> **What is asked**
Go through the material below and copy all lines with "Cube".

> **Entries**

------------------------------------------------

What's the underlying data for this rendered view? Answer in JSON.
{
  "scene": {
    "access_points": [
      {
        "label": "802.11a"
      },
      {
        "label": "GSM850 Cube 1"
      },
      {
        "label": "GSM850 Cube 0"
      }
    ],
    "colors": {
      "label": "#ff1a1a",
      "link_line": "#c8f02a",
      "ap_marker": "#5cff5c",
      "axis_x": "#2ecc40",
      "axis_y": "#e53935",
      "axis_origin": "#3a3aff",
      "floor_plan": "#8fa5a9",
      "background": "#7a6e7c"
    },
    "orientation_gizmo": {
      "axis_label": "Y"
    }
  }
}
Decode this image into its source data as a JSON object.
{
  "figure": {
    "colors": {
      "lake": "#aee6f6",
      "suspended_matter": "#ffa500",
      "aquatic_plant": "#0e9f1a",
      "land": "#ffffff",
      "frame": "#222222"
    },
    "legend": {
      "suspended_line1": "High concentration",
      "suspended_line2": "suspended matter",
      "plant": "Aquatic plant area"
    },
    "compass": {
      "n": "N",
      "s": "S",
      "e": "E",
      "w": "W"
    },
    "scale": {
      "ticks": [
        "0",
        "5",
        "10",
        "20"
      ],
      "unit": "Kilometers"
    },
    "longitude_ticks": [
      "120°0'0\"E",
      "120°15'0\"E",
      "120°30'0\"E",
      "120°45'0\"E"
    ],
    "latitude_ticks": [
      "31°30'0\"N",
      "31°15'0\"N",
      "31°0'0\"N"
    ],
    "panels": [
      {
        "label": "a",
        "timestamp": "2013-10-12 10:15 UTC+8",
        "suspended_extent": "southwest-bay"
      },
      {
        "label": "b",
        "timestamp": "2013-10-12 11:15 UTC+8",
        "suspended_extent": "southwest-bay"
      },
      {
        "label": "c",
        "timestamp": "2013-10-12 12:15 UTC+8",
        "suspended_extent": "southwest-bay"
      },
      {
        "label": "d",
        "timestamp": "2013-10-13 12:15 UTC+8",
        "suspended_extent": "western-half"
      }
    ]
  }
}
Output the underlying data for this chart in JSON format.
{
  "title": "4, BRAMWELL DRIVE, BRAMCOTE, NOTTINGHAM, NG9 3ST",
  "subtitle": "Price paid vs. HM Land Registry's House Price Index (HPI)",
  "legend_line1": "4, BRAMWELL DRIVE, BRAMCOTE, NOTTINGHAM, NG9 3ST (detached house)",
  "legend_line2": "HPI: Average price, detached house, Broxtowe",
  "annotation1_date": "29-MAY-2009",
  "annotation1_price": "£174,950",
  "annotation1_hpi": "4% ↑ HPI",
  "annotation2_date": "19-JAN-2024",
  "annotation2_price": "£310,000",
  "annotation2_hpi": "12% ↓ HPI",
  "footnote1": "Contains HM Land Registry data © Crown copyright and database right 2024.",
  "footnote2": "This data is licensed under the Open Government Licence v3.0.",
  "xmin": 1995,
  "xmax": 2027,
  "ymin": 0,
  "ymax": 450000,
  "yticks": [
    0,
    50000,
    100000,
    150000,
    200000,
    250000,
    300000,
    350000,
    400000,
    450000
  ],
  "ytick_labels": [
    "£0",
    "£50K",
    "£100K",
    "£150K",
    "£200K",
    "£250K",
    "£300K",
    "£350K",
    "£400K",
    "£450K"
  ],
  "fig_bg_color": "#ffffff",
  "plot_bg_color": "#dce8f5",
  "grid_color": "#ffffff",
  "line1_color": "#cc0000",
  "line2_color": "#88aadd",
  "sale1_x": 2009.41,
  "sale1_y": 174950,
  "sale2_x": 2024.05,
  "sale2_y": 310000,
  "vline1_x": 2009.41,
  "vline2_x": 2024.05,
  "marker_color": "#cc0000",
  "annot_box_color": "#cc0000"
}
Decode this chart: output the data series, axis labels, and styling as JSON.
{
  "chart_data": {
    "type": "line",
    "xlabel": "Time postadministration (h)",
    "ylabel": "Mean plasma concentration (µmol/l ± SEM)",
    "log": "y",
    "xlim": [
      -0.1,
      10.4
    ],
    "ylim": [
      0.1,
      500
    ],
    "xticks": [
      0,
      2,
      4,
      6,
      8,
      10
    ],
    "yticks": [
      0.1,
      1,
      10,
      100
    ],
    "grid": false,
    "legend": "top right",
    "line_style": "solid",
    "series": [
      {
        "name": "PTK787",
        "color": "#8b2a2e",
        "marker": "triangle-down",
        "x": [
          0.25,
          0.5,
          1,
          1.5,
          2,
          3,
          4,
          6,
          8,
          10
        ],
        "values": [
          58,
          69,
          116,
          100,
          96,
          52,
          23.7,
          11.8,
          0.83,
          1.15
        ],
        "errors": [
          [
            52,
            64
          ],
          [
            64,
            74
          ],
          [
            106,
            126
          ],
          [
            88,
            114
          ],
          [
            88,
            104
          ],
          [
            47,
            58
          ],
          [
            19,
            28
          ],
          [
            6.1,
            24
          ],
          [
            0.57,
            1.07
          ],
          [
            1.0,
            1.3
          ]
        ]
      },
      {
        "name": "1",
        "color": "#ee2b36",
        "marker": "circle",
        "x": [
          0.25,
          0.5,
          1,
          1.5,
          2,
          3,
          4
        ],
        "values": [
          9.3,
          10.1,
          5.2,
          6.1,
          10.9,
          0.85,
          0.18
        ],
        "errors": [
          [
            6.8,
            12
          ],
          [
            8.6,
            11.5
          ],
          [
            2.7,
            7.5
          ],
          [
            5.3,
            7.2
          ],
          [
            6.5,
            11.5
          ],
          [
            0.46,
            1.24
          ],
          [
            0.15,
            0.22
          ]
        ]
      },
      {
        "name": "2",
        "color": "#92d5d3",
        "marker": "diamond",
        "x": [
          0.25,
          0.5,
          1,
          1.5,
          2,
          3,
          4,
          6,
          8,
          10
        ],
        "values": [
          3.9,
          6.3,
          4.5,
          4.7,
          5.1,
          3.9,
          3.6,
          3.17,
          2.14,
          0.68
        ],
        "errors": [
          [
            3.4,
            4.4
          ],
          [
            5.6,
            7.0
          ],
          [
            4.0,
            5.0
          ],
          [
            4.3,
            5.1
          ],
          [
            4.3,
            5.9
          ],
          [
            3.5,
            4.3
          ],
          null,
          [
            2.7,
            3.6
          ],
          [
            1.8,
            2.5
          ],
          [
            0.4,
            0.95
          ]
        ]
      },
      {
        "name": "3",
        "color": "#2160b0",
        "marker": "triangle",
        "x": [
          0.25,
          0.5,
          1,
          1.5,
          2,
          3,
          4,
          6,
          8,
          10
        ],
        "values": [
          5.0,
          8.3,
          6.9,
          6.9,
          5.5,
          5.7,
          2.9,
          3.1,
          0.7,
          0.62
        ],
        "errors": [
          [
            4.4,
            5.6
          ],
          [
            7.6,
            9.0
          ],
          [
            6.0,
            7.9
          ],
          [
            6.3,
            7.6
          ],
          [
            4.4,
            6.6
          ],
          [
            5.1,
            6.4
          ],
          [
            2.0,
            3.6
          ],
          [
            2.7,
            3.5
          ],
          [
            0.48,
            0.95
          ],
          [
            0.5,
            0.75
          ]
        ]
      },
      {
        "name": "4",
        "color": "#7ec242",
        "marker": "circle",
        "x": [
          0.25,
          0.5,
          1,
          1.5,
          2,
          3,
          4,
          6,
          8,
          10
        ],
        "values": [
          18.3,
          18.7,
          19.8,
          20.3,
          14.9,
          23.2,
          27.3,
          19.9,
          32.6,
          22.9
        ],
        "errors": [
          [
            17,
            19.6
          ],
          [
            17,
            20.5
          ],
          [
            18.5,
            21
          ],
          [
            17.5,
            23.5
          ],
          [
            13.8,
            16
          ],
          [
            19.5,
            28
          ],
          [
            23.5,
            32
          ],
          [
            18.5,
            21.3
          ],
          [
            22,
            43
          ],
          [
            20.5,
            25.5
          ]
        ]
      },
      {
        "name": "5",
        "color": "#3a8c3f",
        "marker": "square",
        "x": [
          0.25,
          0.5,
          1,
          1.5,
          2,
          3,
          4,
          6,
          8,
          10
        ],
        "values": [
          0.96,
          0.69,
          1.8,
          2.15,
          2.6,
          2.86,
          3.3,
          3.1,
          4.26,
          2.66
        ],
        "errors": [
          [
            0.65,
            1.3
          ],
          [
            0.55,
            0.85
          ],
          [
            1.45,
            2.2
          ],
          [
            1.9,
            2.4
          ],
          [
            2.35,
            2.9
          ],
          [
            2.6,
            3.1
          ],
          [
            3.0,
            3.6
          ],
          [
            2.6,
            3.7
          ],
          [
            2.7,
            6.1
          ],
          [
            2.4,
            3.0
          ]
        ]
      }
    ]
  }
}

------------------------------------------------

> **Output for this exercise**
        "label": "GSM850 Cube 1"
        "label": "GSM850 Cube 0"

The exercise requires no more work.